EXERCISE TASK :: Count the lines in the entries below that include the word "information". Give nothing but the number.

INPUT FOR THIS TASK ::

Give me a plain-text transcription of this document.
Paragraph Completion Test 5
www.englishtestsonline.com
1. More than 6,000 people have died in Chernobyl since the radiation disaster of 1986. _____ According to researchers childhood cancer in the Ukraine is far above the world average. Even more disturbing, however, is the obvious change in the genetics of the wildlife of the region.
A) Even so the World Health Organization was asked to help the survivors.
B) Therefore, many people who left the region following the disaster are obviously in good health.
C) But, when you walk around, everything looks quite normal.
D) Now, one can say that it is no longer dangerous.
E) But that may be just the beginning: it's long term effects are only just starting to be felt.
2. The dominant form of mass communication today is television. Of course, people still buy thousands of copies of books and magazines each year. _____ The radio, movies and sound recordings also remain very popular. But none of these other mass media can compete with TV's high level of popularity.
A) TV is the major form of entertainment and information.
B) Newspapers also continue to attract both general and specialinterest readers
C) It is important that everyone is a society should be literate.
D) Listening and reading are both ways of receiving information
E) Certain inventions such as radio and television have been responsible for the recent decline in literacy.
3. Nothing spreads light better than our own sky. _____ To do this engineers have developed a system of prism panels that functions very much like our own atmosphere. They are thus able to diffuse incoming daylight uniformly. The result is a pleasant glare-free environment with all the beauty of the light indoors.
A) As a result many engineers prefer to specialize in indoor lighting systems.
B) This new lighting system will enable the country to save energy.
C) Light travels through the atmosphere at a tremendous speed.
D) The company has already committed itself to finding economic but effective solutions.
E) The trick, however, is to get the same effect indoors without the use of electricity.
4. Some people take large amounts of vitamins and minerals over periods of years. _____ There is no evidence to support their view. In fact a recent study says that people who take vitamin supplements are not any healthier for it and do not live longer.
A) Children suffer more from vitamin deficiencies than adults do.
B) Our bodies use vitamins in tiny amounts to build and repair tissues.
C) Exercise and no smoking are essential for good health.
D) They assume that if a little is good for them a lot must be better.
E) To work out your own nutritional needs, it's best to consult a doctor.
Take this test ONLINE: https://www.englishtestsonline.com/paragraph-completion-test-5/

EXERCISE OUTPUT :: 2